**EXERCISE TASK**
Copy out each line containing "Hand" from the entries below.

○ ○ ○

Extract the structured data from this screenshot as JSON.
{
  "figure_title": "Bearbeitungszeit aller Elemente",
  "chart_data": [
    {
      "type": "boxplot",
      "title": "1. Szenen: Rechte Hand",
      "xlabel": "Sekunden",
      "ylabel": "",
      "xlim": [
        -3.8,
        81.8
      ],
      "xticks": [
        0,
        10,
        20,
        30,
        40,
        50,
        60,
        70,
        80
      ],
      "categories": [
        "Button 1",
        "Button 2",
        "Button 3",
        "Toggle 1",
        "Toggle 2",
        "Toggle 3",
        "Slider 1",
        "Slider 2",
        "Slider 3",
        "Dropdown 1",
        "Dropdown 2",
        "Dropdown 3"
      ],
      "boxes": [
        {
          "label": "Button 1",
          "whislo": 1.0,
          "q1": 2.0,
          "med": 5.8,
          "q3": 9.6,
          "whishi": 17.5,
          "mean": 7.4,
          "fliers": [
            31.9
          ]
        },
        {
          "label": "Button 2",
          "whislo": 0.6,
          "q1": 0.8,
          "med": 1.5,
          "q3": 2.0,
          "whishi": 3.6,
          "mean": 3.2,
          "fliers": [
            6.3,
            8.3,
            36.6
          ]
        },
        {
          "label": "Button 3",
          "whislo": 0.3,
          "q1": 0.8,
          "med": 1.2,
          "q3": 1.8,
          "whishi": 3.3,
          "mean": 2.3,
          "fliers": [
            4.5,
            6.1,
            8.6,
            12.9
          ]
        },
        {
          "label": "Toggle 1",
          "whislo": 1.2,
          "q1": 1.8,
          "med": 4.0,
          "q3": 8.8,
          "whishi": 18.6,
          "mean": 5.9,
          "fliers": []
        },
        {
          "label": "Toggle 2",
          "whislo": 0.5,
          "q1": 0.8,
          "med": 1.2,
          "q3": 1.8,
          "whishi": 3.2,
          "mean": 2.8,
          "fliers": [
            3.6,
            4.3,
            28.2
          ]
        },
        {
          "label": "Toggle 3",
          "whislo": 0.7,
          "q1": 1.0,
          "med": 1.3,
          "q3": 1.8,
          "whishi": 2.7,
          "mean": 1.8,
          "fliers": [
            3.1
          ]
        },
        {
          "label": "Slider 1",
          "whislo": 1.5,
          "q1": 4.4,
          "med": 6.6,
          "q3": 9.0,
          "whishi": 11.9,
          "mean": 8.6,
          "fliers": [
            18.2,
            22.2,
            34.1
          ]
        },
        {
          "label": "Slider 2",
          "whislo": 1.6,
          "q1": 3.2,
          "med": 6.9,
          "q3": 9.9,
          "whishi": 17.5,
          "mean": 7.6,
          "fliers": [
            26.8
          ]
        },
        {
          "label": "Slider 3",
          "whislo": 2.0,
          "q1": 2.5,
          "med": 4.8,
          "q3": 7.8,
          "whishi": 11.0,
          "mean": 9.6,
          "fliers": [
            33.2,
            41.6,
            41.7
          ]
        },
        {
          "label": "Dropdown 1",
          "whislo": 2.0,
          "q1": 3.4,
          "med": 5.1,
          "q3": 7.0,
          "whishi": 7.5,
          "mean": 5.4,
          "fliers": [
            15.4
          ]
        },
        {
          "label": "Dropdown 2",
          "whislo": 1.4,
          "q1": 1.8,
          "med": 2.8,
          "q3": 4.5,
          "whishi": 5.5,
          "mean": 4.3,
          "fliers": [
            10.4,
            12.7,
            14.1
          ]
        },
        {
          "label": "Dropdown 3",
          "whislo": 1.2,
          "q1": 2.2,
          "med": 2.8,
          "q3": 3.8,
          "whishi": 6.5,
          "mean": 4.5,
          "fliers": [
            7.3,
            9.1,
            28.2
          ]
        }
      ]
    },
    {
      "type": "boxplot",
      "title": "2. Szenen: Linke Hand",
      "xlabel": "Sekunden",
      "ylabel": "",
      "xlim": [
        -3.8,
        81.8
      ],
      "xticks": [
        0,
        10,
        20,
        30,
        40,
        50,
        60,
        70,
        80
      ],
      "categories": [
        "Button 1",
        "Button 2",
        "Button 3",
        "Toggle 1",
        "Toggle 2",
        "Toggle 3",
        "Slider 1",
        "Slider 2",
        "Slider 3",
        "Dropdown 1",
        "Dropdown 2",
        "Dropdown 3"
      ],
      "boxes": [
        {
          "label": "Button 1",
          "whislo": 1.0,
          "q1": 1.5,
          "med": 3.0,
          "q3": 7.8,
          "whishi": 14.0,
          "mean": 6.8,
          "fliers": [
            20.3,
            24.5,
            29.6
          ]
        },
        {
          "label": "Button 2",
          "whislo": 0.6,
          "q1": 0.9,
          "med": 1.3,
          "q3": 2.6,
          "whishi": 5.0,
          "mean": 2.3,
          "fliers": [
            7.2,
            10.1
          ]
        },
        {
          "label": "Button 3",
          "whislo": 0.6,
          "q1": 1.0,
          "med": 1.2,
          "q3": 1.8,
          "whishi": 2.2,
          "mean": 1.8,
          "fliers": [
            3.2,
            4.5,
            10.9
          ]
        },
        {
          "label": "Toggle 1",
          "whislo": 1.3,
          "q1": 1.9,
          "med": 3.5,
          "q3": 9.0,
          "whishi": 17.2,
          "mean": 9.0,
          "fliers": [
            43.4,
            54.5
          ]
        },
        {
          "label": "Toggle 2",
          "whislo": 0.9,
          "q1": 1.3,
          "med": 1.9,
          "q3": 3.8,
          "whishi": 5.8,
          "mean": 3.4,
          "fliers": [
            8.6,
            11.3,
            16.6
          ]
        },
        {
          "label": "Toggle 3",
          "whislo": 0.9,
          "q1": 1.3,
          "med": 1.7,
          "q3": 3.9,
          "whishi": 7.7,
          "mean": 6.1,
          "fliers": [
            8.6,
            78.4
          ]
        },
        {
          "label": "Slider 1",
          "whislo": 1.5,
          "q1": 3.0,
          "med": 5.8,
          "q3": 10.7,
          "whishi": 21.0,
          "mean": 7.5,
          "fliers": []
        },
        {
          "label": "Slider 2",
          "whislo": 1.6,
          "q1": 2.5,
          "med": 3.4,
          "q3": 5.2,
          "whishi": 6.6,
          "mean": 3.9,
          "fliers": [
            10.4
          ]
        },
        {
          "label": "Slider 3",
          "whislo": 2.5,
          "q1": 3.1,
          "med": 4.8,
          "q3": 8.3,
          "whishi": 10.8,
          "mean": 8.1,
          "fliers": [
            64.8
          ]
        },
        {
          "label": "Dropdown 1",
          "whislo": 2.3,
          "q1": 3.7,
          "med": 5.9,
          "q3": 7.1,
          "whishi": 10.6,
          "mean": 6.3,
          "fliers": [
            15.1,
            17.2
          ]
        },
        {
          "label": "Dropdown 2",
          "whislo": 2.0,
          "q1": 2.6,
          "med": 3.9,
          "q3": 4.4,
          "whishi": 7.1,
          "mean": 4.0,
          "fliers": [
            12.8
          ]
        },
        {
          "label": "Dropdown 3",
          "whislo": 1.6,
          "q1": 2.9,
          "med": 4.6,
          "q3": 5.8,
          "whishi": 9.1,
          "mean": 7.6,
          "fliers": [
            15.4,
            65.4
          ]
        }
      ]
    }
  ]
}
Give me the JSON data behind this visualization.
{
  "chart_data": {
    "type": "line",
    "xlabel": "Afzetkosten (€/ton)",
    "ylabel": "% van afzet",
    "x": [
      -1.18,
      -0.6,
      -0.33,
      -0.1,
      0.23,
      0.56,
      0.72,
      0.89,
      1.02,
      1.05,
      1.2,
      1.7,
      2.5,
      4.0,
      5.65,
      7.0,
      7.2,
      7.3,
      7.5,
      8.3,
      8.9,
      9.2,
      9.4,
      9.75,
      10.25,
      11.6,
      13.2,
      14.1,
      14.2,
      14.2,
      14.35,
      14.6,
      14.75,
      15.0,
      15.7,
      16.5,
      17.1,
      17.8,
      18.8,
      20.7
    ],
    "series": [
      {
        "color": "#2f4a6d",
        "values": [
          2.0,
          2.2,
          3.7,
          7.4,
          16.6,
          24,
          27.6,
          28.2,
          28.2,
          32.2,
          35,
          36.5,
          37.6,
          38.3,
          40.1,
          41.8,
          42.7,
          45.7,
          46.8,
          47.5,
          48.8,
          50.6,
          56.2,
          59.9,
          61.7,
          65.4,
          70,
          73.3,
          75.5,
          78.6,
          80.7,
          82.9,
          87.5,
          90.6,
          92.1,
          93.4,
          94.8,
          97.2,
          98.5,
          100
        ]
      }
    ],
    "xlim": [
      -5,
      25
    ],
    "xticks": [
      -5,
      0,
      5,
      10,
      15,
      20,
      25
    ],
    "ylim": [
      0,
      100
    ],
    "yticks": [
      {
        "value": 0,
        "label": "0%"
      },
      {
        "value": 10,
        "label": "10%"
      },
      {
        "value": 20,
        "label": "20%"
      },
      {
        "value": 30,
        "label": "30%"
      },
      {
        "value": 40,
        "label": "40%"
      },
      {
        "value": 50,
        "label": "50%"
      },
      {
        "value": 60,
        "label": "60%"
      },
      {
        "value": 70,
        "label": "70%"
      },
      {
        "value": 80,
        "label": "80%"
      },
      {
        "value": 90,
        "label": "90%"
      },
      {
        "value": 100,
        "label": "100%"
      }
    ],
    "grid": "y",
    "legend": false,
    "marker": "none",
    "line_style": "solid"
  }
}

○ ○ ○

**WRITTEN SOLUTION**
      "title": "1. Szenen: Rechte Hand",
      "title": "2. Szenen: Linke Hand",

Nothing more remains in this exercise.